= Exercise directions =
Only the pictures are omitted; repeat all other data exactly.

= Supplied data =
* * * * * * *

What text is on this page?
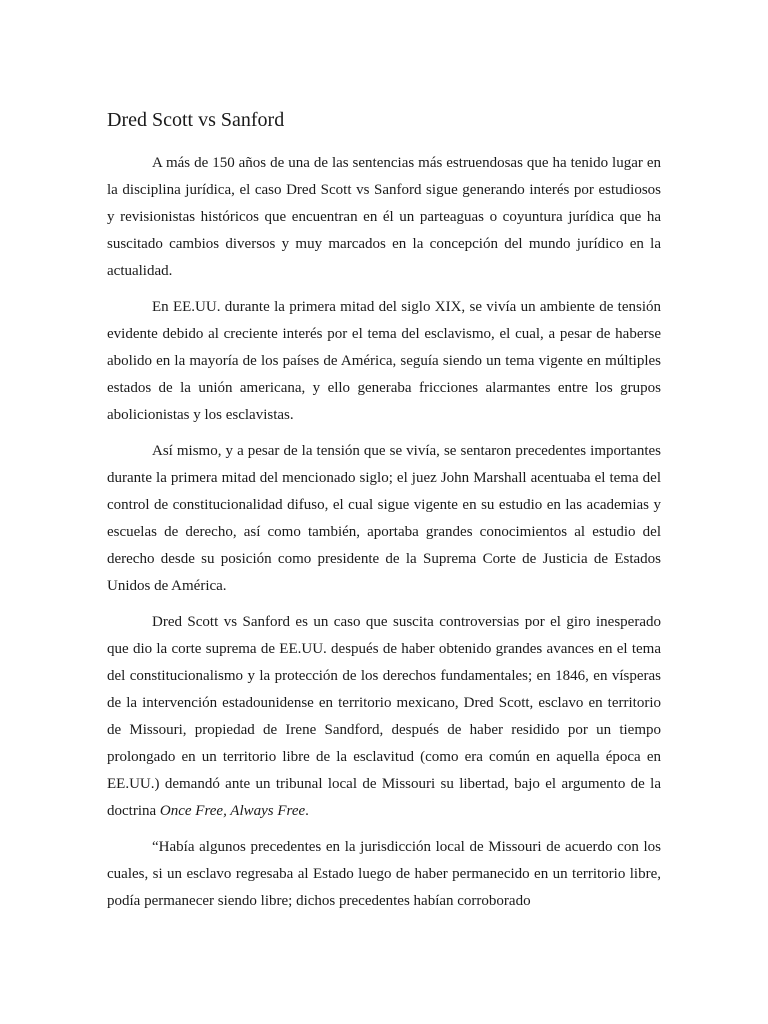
Dred Scott vs Sanford

A más de 150 años de una de las sentencias más estruendosas que ha tenido lugar en la disciplina jurídica, el caso Dred Scott vs Sanford sigue generando interés por estudiosos y revisionistas históricos que encuentran en él un parteaguas o coyuntura jurídica que ha suscitado cambios diversos y muy marcados en la concepción del mundo jurídico en la actualidad.

En EE.UU. durante la primera mitad del siglo XIX, se vivía un ambiente de tensión evidente debido al creciente interés por el tema del esclavismo, el cual, a pesar de haberse abolido en la mayoría de los países de América, seguía siendo un tema vigente en múltiples estados de la unión americana, y ello generaba fricciones alarmantes entre los grupos abolicionistas y los esclavistas.

Así mismo, y a pesar de la tensión que se vivía, se sentaron precedentes importantes durante la primera mitad del mencionado siglo; el juez John Marshall acentuaba el tema del control de constitucionalidad difuso, el cual sigue vigente en su estudio en las academias y escuelas de derecho, así como también, aportaba grandes conocimientos al estudio del derecho desde su posición como presidente de la Suprema Corte de Justicia de Estados Unidos de América.

Dred Scott vs Sanford es un caso que suscita controversias por el giro inesperado que dio la corte suprema de EE.UU. después de haber obtenido grandes avances en el tema del constitucionalismo y la protección de los derechos fundamentales; en 1846, en vísperas de la intervención estadounidense en territorio mexicano, Dred Scott, esclavo en territorio de Missouri, propiedad de Irene Sandford, después de haber residido por un tiempo prolongado en un territorio libre de la esclavitud (como era común en aquella época en EE.UU.) demandó ante un tribunal local de Missouri su libertad, bajo el argumento de la doctrina Once Free, Always Free.

“Había algunos precedentes en la jurisdicción local de Missouri de acuerdo con los cuales, si un esclavo regresaba al Estado luego de haber permanecido en un territorio libre, podía permanecer siendo libre; dichos precedentes habían corroborado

* * * * * * *

= Response below =
What text is on this page?
Dred Scott vs Sanford

A más de 150 años de una de las sentencias más estruendosas que ha tenido lugar en la disciplina jurídica, el caso Dred Scott vs Sanford sigue generando interés por estudiosos y revisionistas históricos que encuentran en él un parteaguas o coyuntura jurídica que ha suscitado cambios diversos y muy marcados en la concepción del mundo jurídico en la actualidad.

En EE.UU. durante la primera mitad del siglo XIX, se vivía un ambiente de tensión evidente debido al creciente interés por el tema del esclavismo, el cual, a pesar de haberse abolido en la mayoría de los países de América, seguía siendo un tema vigente en múltiples estados de la unión americana, y ello generaba fricciones alarmantes entre los grupos abolicionistas y los esclavistas.

Así mismo, y a pesar de la tensión que se vivía, se sentaron precedentes importantes durante la primera mitad del mencionado siglo; el juez John Marshall acentuaba el tema del control de constitucionalidad difuso, el cual sigue vigente en su estudio en las academias y escuelas de derecho, así como también, aportaba grandes conocimientos al estudio del derecho desde su posición como presidente de la Suprema Corte de Justicia de Estados Unidos de América.

Dred Scott vs Sanford es un caso que suscita controversias por el giro inesperado que dio la corte suprema de EE.UU. después de haber obtenido grandes avances en el tema del constitucionalismo y la protección de los derechos fundamentales; en 1846, en vísperas de la intervención estadounidense en territorio mexicano, Dred Scott, esclavo en territorio de Missouri, propiedad de Irene Sandford, después de haber residido por un tiempo prolongado en un territorio libre de la esclavitud (como era común en aquella época en EE.UU.) demandó ante un tribunal local de Missouri su libertad, bajo el argumento de la doctrina Once Free, Always Free.

“Había algunos precedentes en la jurisdicción local de Missouri de acuerdo con los cuales, si un esclavo regresaba al Estado luego de haber permanecido en un territorio libre, podía permanecer siendo libre; dichos precedentes habían corroborado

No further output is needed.